(Dataset listings of figures)
<<<<

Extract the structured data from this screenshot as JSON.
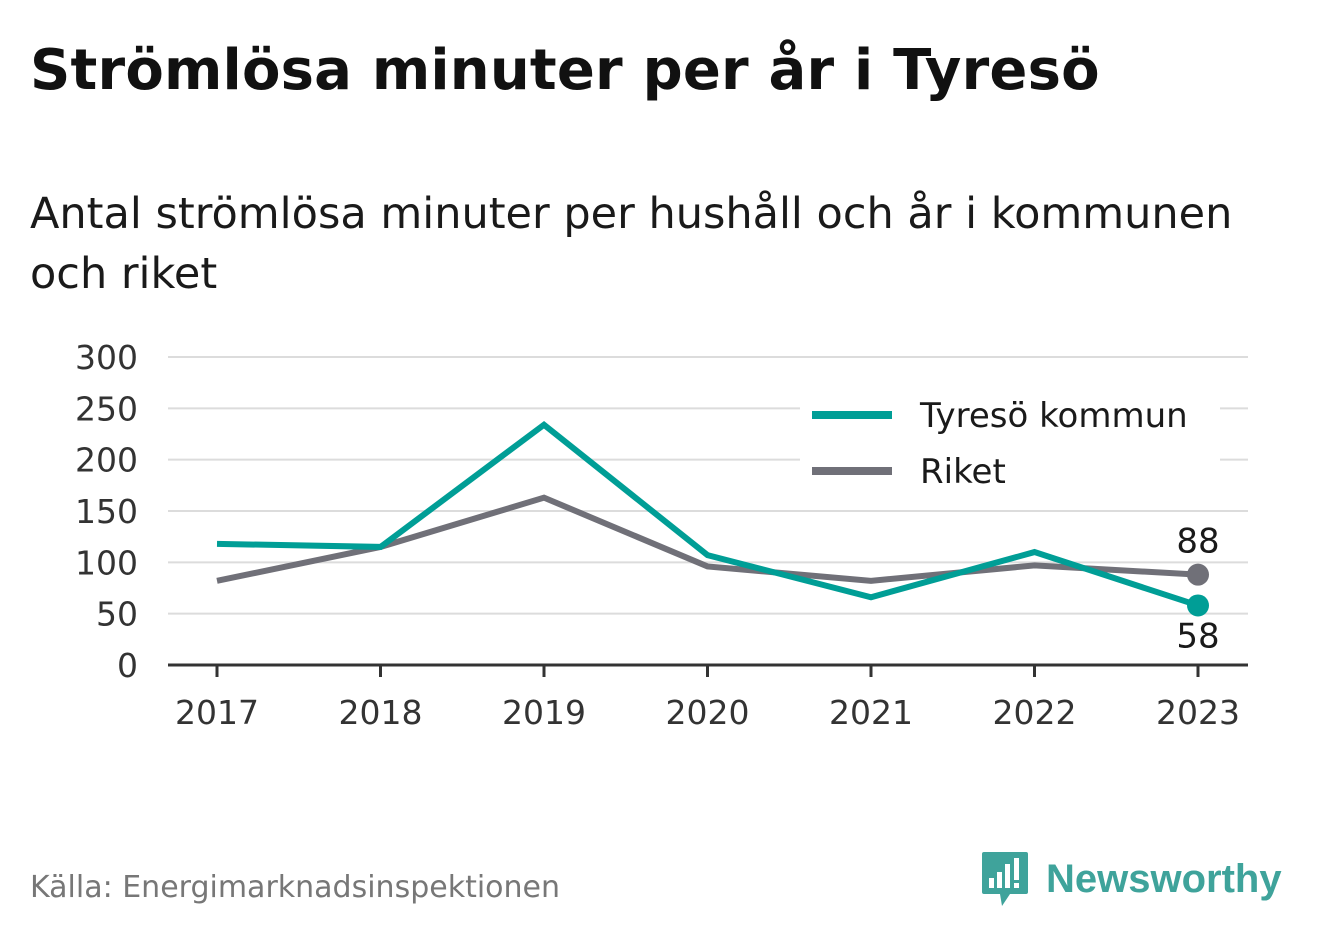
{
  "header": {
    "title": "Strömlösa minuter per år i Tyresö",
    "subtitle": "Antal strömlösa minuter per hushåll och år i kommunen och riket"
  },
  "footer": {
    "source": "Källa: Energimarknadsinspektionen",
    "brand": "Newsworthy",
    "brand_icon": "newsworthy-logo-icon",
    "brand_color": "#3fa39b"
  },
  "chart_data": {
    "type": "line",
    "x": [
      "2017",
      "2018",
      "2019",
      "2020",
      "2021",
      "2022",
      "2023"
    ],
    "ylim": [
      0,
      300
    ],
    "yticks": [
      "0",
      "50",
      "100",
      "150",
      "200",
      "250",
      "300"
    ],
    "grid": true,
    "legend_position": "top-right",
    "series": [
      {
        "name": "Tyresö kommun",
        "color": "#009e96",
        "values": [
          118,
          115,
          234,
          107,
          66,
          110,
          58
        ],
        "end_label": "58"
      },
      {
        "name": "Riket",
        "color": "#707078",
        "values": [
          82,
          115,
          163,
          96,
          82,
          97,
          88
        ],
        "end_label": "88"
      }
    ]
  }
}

>>>>

▸ **Goal of the exercise**
Tally the lines in this data that hold the word "Tyresö" and state only the count.

▸ **Solved problem**
2